● **What the task requires**: Every entry should be repeated exactly. Omit the pictures.

● **Supplied records**:
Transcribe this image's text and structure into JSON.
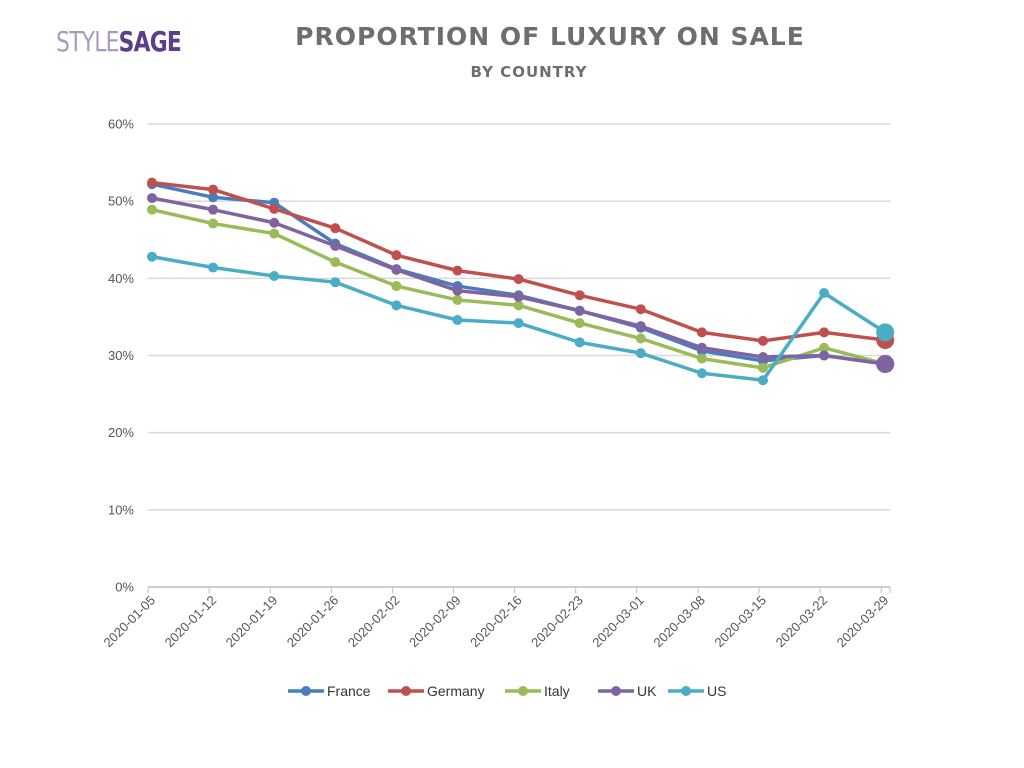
{
  "logo": {
    "part1": "STYLE",
    "part2": "SAGE"
  },
  "chart_data": {
    "type": "line",
    "title": "PROPORTION OF LUXURY ON SALE",
    "subtitle": "BY COUNTRY",
    "xlabel": "",
    "ylabel": "",
    "categories": [
      "2020-01-05",
      "2020-01-12",
      "2020-01-19",
      "2020-01-26",
      "2020-02-02",
      "2020-02-09",
      "2020-02-16",
      "2020-02-23",
      "2020-03-01",
      "2020-03-08",
      "2020-03-15",
      "2020-03-22",
      "2020-03-29"
    ],
    "ylim": [
      0,
      60
    ],
    "yticks": [
      0,
      10,
      20,
      30,
      40,
      50,
      60
    ],
    "ytick_labels": [
      "0%",
      "10%",
      "20%",
      "30%",
      "40%",
      "50%",
      "60%"
    ],
    "grid": true,
    "legend_position": "bottom",
    "series": [
      {
        "name": "France",
        "color": "#4a7ebb",
        "values": [
          52.2,
          50.5,
          49.8,
          44.5,
          41.2,
          39.0,
          37.8,
          35.8,
          33.6,
          30.6,
          29.3,
          30.0,
          28.9
        ]
      },
      {
        "name": "Germany",
        "color": "#c0504d",
        "values": [
          52.4,
          51.5,
          49.0,
          46.5,
          43.0,
          41.0,
          39.9,
          37.8,
          36.0,
          33.0,
          31.9,
          33.0,
          32.0
        ]
      },
      {
        "name": "Italy",
        "color": "#9bbb59",
        "values": [
          48.9,
          47.1,
          45.8,
          42.1,
          39.0,
          37.2,
          36.5,
          34.2,
          32.2,
          29.6,
          28.4,
          31.0,
          28.9
        ]
      },
      {
        "name": "UK",
        "color": "#8064a2",
        "values": [
          50.4,
          48.9,
          47.2,
          44.2,
          41.1,
          38.4,
          37.6,
          35.8,
          33.8,
          31.0,
          29.8,
          30.0,
          28.9
        ]
      },
      {
        "name": "US",
        "color": "#4bacc6",
        "values": [
          42.8,
          41.4,
          40.3,
          39.5,
          36.5,
          34.6,
          34.2,
          31.7,
          30.3,
          27.7,
          26.8,
          38.1,
          33.0
        ]
      }
    ]
  }
}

● **Answer**:
Transcribe this image's text and structure into JSON.
{
  "logo": {
    "part1": "STYLE",
    "part2": "SAGE"
  },
  "chart_data": {
    "type": "line",
    "title": "PROPORTION OF LUXURY ON SALE",
    "subtitle": "BY COUNTRY",
    "xlabel": "",
    "ylabel": "",
    "categories": [
      "2020-01-05",
      "2020-01-12",
      "2020-01-19",
      "2020-01-26",
      "2020-02-02",
      "2020-02-09",
      "2020-02-16",
      "2020-02-23",
      "2020-03-01",
      "2020-03-08",
      "2020-03-15",
      "2020-03-22",
      "2020-03-29"
    ],
    "ylim": [
      0,
      60
    ],
    "yticks": [
      0,
      10,
      20,
      30,
      40,
      50,
      60
    ],
    "ytick_labels": [
      "0%",
      "10%",
      "20%",
      "30%",
      "40%",
      "50%",
      "60%"
    ],
    "grid": true,
    "legend_position": "bottom",
    "series": [
      {
        "name": "France",
        "color": "#4a7ebb",
        "values": [
          52.2,
          50.5,
          49.8,
          44.5,
          41.2,
          39.0,
          37.8,
          35.8,
          33.6,
          30.6,
          29.3,
          30.0,
          28.9
        ]
      },
      {
        "name": "Germany",
        "color": "#c0504d",
        "values": [
          52.4,
          51.5,
          49.0,
          46.5,
          43.0,
          41.0,
          39.9,
          37.8,
          36.0,
          33.0,
          31.9,
          33.0,
          32.0
        ]
      },
      {
        "name": "Italy",
        "color": "#9bbb59",
        "values": [
          48.9,
          47.1,
          45.8,
          42.1,
          39.0,
          37.2,
          36.5,
          34.2,
          32.2,
          29.6,
          28.4,
          31.0,
          28.9
        ]
      },
      {
        "name": "UK",
        "color": "#8064a2",
        "values": [
          50.4,
          48.9,
          47.2,
          44.2,
          41.1,
          38.4,
          37.6,
          35.8,
          33.8,
          31.0,
          29.8,
          30.0,
          28.9
        ]
      },
      {
        "name": "US",
        "color": "#4bacc6",
        "values": [
          42.8,
          41.4,
          40.3,
          39.5,
          36.5,
          34.6,
          34.2,
          31.7,
          30.3,
          27.7,
          26.8,
          38.1,
          33.0
        ]
      }
    ]
  }
}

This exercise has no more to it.